Rows from a dataset
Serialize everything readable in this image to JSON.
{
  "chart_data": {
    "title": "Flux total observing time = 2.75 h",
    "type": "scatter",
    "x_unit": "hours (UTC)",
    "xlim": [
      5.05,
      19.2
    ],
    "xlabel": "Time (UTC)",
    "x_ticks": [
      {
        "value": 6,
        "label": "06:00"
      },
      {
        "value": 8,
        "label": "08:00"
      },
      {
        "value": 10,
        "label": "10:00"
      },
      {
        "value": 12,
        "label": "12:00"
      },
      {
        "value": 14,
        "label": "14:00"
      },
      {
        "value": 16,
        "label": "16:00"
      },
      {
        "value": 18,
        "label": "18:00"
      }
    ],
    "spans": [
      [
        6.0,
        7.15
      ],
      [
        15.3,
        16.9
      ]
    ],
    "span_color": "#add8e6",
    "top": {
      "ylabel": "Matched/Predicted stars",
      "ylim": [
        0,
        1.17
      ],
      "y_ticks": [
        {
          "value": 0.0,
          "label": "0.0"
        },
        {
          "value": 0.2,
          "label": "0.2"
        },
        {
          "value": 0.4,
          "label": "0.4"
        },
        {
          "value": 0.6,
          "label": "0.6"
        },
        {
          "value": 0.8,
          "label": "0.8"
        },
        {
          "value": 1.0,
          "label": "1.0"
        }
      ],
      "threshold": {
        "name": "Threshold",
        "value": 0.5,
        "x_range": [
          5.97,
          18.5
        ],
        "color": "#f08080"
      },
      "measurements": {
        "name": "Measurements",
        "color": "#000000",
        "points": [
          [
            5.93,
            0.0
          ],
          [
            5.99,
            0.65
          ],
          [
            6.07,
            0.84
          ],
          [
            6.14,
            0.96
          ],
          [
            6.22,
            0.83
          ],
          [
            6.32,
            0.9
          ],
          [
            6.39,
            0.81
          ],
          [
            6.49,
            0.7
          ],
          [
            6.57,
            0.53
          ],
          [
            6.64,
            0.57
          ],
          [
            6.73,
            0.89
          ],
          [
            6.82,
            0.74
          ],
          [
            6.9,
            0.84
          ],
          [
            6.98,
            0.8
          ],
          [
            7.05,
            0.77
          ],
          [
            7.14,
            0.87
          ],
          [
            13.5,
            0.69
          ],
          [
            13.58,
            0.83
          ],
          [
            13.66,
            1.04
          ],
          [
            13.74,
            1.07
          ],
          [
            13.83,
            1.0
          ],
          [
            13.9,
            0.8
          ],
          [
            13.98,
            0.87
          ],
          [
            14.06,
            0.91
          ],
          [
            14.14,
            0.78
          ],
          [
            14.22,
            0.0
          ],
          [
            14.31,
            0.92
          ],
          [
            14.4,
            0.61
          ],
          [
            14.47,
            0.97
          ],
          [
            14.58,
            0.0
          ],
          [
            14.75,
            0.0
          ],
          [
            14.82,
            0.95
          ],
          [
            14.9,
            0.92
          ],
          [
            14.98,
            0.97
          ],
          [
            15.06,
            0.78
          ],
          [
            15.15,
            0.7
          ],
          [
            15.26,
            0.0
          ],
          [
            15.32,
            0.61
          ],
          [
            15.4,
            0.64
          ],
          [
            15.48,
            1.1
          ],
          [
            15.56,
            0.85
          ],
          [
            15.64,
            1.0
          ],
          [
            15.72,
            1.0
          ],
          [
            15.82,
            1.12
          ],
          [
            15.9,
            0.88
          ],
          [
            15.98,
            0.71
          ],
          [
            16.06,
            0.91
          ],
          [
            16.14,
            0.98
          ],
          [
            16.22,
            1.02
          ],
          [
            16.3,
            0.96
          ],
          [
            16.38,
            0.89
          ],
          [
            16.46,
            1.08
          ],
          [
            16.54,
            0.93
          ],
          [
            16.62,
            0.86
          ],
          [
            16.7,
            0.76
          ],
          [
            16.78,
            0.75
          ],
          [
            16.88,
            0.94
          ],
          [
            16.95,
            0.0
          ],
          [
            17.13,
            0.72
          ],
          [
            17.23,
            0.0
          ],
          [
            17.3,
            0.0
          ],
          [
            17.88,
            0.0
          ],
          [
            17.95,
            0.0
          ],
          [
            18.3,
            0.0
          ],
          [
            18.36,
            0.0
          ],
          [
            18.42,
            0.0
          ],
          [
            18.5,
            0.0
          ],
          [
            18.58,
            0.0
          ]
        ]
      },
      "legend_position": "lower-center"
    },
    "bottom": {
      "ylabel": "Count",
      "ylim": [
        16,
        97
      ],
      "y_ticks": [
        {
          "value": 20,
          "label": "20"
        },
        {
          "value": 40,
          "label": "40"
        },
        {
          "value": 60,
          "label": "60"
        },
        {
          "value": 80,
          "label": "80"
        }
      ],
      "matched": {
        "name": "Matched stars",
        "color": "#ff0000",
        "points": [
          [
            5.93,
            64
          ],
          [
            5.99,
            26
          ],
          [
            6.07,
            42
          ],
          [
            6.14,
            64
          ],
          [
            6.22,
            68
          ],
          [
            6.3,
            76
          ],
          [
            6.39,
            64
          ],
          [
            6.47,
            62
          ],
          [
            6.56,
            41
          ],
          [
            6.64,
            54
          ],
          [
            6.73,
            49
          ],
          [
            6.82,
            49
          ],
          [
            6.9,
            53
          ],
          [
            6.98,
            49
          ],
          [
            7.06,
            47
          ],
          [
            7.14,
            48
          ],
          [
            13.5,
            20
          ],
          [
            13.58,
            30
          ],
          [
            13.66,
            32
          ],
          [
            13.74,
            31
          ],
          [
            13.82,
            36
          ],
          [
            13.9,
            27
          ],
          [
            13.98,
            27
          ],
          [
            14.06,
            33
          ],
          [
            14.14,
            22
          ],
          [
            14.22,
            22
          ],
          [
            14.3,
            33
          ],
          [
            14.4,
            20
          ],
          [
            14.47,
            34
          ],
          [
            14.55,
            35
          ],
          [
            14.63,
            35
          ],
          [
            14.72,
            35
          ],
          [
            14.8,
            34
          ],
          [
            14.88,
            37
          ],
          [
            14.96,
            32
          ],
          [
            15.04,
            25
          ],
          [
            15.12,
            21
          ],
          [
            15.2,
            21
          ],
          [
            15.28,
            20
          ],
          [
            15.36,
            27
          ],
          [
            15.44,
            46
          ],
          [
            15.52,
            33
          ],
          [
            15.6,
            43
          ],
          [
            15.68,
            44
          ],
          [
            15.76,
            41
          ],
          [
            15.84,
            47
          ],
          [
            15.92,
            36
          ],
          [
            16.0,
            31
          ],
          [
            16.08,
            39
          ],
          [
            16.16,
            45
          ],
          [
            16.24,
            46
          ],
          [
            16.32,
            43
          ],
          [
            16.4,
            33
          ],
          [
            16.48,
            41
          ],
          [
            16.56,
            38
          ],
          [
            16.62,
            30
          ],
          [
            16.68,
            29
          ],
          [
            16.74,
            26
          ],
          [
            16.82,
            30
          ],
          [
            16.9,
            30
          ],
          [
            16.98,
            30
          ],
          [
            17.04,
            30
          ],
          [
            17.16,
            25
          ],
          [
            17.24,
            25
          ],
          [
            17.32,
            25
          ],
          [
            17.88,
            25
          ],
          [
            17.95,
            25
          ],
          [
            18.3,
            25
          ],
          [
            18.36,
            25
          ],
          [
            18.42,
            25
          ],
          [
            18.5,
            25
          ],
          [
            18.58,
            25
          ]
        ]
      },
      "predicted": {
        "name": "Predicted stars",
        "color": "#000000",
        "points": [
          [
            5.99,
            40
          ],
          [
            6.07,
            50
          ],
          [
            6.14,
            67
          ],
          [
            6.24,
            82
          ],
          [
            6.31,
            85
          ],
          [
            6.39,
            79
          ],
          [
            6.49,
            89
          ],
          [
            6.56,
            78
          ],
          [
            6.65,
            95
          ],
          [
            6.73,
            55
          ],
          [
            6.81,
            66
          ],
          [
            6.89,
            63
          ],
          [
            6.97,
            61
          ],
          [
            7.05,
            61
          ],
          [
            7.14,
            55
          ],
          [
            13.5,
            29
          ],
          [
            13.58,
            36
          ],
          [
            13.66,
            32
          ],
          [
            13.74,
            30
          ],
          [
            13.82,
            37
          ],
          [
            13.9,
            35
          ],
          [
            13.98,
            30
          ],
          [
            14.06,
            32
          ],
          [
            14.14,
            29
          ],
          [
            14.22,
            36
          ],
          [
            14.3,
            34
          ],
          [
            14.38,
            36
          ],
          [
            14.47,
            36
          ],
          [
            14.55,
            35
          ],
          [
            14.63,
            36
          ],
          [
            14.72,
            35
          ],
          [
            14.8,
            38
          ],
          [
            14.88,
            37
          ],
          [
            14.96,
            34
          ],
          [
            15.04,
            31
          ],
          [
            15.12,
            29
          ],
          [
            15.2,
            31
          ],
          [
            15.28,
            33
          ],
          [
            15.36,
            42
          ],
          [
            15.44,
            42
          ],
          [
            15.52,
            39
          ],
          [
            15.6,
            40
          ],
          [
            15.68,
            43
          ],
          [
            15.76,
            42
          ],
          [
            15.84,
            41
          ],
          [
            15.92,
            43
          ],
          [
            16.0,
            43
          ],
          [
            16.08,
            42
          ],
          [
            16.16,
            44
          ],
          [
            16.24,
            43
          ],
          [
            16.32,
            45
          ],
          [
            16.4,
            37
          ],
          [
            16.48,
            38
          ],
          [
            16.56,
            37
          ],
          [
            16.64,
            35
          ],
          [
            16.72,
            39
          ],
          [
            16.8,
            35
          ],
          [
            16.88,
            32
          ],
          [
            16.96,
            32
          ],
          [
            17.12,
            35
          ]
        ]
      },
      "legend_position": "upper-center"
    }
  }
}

**Your instructions**:
Determine how many lines include the string "center". Give no answer but the number.

**Final answer**:
2